CHALLENGE
Below is a listing. Gather each line of it that contains "Local".

DATA PROVIDED

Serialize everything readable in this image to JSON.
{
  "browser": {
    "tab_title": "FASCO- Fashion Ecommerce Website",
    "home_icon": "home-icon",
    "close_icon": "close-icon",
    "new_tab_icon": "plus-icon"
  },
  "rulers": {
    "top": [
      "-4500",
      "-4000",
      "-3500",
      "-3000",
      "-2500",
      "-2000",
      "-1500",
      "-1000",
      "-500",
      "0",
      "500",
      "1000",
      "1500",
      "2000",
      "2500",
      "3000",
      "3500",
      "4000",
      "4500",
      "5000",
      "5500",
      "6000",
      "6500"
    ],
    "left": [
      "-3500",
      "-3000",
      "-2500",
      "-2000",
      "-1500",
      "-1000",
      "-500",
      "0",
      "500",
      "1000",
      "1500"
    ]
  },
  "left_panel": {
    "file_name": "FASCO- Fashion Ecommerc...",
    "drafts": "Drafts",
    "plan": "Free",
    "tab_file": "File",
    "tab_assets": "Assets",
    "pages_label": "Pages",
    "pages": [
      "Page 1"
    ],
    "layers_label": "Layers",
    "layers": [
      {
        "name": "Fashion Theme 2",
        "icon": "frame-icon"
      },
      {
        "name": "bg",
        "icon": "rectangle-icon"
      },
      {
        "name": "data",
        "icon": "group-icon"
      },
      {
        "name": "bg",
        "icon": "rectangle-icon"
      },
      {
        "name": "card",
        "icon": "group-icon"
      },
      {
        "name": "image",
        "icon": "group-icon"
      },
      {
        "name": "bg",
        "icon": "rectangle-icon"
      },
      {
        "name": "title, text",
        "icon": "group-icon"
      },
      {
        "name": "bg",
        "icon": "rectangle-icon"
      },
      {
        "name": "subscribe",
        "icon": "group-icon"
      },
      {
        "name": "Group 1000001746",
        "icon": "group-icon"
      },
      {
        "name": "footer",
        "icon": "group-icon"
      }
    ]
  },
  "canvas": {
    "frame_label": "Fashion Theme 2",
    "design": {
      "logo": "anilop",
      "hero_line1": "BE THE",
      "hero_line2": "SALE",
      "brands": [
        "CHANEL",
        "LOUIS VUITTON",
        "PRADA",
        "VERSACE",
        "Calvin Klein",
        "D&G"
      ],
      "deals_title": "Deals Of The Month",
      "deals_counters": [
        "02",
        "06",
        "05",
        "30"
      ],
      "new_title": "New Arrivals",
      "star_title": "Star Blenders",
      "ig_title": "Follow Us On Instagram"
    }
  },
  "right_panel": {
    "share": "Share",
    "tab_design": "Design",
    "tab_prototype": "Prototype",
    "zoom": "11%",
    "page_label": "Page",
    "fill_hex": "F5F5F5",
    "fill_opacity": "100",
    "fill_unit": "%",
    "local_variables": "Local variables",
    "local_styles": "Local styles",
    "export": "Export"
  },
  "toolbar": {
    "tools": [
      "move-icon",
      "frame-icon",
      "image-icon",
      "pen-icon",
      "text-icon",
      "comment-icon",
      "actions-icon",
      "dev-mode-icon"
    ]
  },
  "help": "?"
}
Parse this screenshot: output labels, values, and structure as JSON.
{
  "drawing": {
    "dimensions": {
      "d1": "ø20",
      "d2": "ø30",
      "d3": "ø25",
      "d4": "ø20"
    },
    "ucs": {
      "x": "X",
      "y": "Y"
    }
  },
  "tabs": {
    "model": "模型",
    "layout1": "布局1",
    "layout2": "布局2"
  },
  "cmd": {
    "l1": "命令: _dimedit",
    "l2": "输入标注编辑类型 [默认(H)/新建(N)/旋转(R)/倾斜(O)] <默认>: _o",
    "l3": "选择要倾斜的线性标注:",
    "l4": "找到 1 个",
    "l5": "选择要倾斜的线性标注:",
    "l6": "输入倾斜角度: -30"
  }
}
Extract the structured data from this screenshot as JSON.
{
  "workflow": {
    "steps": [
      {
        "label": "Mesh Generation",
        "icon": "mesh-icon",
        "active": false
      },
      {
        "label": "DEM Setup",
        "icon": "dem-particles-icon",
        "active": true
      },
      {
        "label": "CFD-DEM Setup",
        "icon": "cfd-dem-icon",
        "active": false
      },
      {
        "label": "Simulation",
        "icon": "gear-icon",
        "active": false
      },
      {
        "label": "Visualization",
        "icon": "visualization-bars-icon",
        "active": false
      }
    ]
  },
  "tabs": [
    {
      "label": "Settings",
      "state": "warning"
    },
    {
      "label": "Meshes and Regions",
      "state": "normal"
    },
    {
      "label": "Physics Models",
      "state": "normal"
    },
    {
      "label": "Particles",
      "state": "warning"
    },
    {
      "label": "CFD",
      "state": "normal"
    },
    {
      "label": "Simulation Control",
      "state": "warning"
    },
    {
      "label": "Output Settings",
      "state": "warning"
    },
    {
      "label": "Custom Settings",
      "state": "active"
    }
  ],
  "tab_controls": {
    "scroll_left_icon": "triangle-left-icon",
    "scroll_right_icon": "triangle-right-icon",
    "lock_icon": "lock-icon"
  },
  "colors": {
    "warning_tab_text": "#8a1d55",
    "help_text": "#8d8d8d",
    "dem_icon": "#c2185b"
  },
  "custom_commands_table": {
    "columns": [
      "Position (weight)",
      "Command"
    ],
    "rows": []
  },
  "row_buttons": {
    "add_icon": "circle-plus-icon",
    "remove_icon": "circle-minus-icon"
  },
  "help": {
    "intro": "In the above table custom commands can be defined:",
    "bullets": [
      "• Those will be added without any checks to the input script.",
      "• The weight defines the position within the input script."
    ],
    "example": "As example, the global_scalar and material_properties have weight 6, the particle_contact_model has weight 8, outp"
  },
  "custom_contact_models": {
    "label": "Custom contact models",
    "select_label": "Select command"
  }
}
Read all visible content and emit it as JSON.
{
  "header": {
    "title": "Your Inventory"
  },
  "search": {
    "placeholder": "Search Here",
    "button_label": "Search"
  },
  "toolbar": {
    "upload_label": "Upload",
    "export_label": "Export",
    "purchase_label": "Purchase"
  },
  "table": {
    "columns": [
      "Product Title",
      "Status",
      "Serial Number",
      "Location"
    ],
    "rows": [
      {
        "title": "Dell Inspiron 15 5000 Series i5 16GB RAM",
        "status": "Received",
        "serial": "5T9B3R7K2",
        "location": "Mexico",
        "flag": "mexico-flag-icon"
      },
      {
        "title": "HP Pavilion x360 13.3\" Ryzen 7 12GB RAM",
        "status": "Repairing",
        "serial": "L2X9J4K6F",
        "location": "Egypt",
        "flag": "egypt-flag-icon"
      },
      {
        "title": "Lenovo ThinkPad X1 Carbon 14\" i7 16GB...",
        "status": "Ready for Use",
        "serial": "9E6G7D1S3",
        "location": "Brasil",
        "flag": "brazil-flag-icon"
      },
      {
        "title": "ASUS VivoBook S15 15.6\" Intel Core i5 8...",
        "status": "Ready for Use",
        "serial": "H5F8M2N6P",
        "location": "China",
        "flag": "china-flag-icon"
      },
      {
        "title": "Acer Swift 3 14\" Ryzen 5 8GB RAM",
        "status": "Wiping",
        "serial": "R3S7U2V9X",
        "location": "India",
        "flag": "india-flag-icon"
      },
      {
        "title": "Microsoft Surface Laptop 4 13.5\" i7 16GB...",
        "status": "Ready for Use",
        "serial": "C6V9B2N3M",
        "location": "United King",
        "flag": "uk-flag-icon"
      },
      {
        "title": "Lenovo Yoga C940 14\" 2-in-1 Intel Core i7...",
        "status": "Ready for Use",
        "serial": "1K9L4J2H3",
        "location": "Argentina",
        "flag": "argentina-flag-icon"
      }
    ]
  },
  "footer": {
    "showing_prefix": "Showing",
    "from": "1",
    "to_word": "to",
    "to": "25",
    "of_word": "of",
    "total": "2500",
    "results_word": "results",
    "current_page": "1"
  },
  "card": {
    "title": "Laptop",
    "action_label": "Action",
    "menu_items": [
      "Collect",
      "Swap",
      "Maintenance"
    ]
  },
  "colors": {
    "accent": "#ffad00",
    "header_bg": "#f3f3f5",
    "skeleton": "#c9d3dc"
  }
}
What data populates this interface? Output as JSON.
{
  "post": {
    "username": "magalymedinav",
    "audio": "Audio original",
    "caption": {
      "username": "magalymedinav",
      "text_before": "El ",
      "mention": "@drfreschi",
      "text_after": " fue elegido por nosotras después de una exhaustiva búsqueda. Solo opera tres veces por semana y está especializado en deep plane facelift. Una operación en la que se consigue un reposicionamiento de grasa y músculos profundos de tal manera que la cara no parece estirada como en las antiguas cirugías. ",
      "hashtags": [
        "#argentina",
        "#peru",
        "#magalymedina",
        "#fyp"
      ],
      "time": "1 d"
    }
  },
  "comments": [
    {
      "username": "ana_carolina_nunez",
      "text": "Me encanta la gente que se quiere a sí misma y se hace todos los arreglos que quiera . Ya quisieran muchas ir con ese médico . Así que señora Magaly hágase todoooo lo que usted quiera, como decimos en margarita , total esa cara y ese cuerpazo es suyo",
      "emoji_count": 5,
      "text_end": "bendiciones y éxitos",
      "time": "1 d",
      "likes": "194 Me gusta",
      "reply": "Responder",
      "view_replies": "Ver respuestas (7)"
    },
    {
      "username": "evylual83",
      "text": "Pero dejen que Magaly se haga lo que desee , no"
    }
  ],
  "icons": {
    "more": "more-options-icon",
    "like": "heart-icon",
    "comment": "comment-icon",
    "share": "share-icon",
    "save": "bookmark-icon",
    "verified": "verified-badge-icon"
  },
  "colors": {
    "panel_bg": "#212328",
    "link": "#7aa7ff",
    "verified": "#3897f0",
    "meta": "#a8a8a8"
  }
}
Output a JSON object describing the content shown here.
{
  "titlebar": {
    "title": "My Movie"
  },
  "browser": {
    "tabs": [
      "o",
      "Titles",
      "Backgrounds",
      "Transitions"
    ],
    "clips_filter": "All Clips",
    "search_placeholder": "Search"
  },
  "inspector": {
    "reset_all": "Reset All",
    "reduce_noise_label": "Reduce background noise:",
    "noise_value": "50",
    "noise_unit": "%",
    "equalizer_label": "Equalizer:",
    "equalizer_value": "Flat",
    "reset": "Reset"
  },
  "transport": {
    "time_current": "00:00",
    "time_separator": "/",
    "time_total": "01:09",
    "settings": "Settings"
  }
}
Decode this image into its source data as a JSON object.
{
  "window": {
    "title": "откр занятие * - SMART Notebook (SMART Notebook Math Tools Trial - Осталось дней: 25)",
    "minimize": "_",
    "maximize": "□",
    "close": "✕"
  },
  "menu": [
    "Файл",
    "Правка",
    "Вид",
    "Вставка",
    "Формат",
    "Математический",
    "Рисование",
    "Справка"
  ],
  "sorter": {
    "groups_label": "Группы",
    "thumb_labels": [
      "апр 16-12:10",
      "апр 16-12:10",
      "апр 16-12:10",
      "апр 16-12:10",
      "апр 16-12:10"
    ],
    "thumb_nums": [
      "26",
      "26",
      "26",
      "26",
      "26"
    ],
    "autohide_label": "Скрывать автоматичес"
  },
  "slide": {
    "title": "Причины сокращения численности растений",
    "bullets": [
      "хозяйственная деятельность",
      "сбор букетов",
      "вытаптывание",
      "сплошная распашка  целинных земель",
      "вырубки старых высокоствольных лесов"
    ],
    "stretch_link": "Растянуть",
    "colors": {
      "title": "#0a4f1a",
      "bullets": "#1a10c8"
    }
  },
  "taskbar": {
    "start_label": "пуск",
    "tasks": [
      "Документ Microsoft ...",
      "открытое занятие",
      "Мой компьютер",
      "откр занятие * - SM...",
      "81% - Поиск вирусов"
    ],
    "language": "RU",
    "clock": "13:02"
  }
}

TASK RESULT
    "local_variables": "Local variables",
    "local_styles": "Local styles",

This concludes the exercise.